Dataset excerpts:
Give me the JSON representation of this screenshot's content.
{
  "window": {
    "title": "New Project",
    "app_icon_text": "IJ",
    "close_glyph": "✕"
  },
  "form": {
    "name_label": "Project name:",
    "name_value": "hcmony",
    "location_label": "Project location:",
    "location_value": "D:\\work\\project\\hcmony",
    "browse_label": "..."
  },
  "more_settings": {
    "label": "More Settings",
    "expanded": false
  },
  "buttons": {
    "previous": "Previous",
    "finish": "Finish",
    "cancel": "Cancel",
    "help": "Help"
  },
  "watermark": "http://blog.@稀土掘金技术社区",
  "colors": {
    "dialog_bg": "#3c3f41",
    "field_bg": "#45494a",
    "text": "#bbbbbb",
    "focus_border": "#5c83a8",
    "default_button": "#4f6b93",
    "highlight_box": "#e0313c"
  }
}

What is asked:
Without omitting anything, output the entries exactly.

Answer to this problem:
Give me the JSON representation of this screenshot's content.
{
  "window": {
    "title": "New Project",
    "app_icon_text": "IJ",
    "close_glyph": "✕"
  },
  "form": {
    "name_label": "Project name:",
    "name_value": "hcmony",
    "location_label": "Project location:",
    "location_value": "D:\\work\\project\\hcmony",
    "browse_label": "..."
  },
  "more_settings": {
    "label": "More Settings",
    "expanded": false
  },
  "buttons": {
    "previous": "Previous",
    "finish": "Finish",
    "cancel": "Cancel",
    "help": "Help"
  },
  "watermark": "http://blog.@稀土掘金技术社区",
  "colors": {
    "dialog_bg": "#3c3f41",
    "field_bg": "#45494a",
    "text": "#bbbbbb",
    "focus_border": "#5c83a8",
    "default_button": "#4f6b93",
    "highlight_box": "#e0313c"
  }
}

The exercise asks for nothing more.